Using the data below, copy each line that includes the word "document".
-- -- --
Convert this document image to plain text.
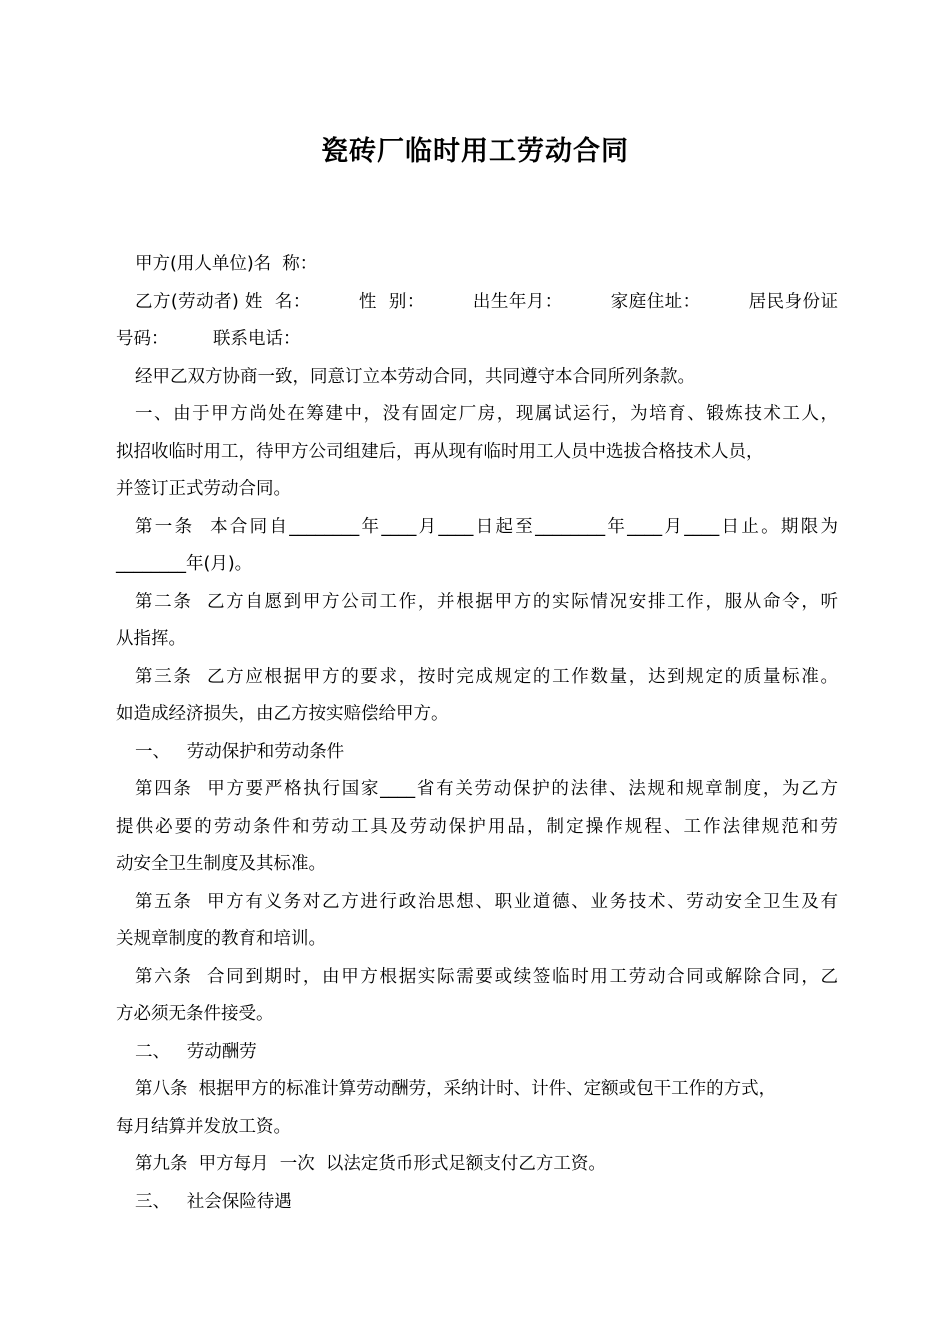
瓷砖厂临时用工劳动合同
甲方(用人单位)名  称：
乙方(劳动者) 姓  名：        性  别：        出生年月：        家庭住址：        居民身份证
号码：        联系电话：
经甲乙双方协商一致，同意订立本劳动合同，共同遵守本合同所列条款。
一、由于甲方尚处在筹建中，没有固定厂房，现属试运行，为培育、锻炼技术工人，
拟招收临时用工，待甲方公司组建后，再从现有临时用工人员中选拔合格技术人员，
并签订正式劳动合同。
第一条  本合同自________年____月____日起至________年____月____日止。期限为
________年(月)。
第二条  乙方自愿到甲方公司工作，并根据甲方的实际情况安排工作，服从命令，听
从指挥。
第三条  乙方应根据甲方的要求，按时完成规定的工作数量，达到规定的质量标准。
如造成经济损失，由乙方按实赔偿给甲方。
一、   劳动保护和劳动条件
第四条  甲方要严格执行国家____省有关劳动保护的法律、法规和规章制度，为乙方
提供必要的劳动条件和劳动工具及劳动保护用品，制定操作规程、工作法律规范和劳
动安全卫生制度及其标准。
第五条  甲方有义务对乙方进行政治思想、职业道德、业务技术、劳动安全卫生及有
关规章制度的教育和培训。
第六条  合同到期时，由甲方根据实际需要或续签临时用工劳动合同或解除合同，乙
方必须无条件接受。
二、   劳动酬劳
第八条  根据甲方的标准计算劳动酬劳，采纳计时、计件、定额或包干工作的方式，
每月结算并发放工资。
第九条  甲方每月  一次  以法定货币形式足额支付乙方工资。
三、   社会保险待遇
-- -- --
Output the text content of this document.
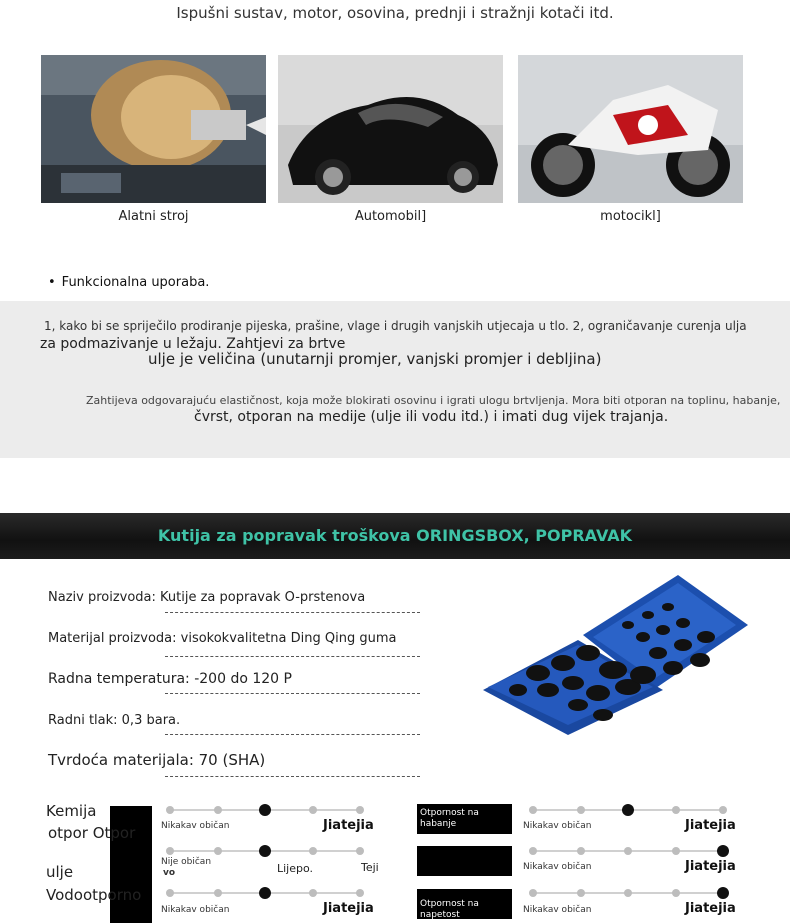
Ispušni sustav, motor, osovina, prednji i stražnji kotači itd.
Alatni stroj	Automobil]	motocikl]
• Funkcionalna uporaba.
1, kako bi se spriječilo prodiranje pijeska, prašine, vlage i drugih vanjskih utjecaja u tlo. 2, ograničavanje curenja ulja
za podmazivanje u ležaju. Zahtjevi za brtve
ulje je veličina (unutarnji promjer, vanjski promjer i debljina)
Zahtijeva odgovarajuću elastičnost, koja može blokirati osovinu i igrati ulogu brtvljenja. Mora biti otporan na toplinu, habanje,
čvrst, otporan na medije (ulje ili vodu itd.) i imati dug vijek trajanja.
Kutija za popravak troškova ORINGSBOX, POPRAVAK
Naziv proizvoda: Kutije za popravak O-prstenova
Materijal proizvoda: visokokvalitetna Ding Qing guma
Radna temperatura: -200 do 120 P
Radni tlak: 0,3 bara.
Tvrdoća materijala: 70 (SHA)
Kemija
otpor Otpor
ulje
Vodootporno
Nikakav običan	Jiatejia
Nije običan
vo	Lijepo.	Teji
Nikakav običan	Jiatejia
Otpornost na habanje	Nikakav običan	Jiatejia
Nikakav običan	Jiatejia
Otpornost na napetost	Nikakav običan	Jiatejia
-- -- --
Answer to the exercise:
Convert this document image to plain text.
Output the text content of this document.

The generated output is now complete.